> **Records provided**:
start

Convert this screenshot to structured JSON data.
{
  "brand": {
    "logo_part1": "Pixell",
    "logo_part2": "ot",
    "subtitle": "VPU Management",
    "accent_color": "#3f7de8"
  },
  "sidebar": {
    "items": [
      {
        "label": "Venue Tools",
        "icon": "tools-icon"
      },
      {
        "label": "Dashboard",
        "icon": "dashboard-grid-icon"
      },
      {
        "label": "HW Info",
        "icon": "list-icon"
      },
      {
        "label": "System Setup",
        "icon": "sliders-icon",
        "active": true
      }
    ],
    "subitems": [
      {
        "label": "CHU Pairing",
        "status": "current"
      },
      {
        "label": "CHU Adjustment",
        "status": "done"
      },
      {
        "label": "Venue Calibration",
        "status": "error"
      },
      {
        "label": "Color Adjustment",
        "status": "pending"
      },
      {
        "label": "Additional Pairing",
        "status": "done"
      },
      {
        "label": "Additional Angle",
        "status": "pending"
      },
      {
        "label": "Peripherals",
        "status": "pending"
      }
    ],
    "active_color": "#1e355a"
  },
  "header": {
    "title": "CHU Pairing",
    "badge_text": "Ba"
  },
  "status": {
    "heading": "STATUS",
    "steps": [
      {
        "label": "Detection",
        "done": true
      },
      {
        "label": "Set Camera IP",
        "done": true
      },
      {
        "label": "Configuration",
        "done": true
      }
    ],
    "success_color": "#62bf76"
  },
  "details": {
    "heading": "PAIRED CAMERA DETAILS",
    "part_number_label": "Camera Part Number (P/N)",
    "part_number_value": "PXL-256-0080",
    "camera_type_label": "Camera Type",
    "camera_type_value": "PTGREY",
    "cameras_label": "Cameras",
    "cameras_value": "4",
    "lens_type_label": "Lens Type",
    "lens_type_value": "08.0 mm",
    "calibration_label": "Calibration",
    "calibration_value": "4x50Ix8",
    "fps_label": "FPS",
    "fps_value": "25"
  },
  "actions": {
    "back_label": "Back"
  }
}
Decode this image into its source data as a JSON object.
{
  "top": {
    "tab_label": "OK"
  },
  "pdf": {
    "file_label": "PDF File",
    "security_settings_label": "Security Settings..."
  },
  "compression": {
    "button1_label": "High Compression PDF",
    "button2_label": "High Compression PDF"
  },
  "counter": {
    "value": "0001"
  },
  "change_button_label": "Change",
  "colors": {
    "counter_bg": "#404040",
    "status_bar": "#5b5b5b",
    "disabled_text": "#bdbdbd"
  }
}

end
start

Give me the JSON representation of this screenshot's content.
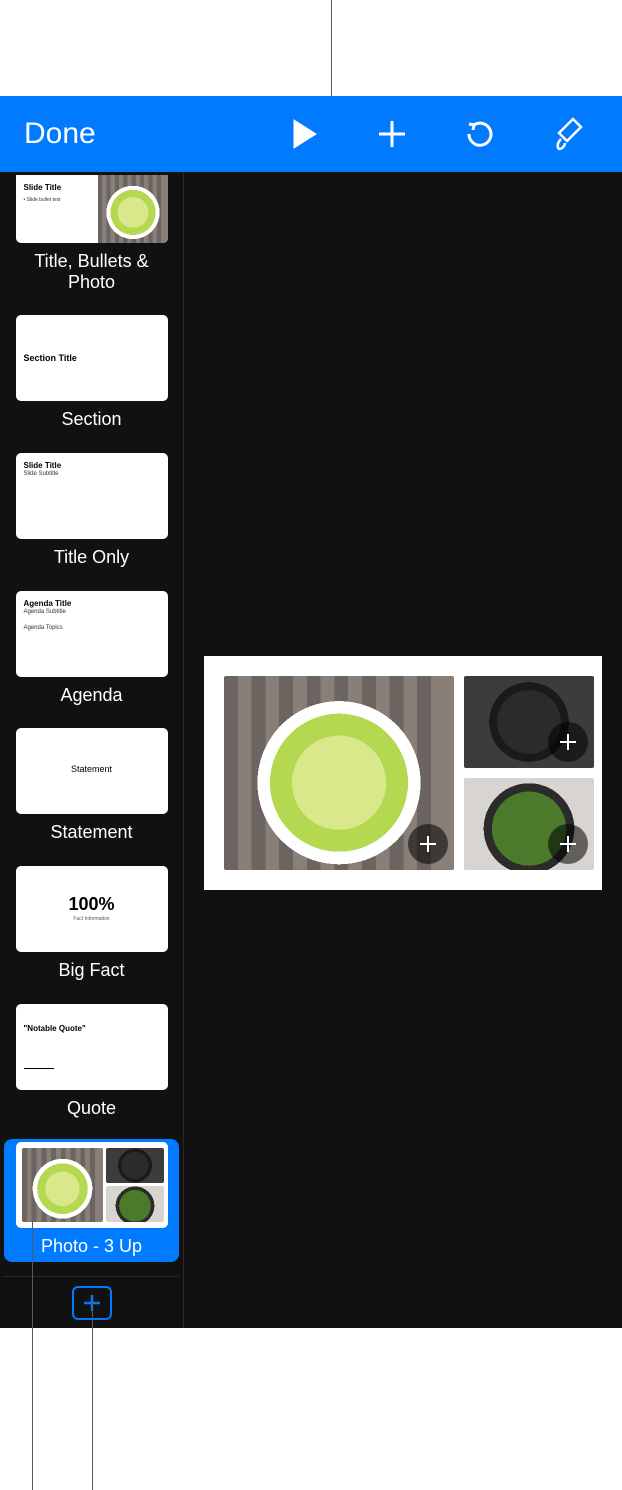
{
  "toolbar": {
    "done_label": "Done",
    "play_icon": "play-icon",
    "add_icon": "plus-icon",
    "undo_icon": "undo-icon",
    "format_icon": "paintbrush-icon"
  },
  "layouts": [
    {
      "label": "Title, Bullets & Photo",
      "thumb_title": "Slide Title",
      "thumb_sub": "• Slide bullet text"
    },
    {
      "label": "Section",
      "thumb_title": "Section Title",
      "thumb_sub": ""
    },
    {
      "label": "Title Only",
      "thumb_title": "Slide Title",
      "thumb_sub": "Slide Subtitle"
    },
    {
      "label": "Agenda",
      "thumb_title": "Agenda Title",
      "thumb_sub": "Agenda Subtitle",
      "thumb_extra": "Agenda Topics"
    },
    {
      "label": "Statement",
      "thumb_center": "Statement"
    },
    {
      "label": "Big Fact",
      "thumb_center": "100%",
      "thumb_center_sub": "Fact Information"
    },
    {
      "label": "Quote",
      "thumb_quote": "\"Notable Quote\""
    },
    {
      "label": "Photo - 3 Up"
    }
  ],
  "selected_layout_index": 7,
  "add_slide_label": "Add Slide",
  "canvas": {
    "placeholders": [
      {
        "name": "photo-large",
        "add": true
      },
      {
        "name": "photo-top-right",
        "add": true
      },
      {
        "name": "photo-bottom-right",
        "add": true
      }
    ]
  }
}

end

> **Work to be completed**: Your answer should be a single number: the count of lines containing the word "Adjustment".

> **Result for this exercise**: 2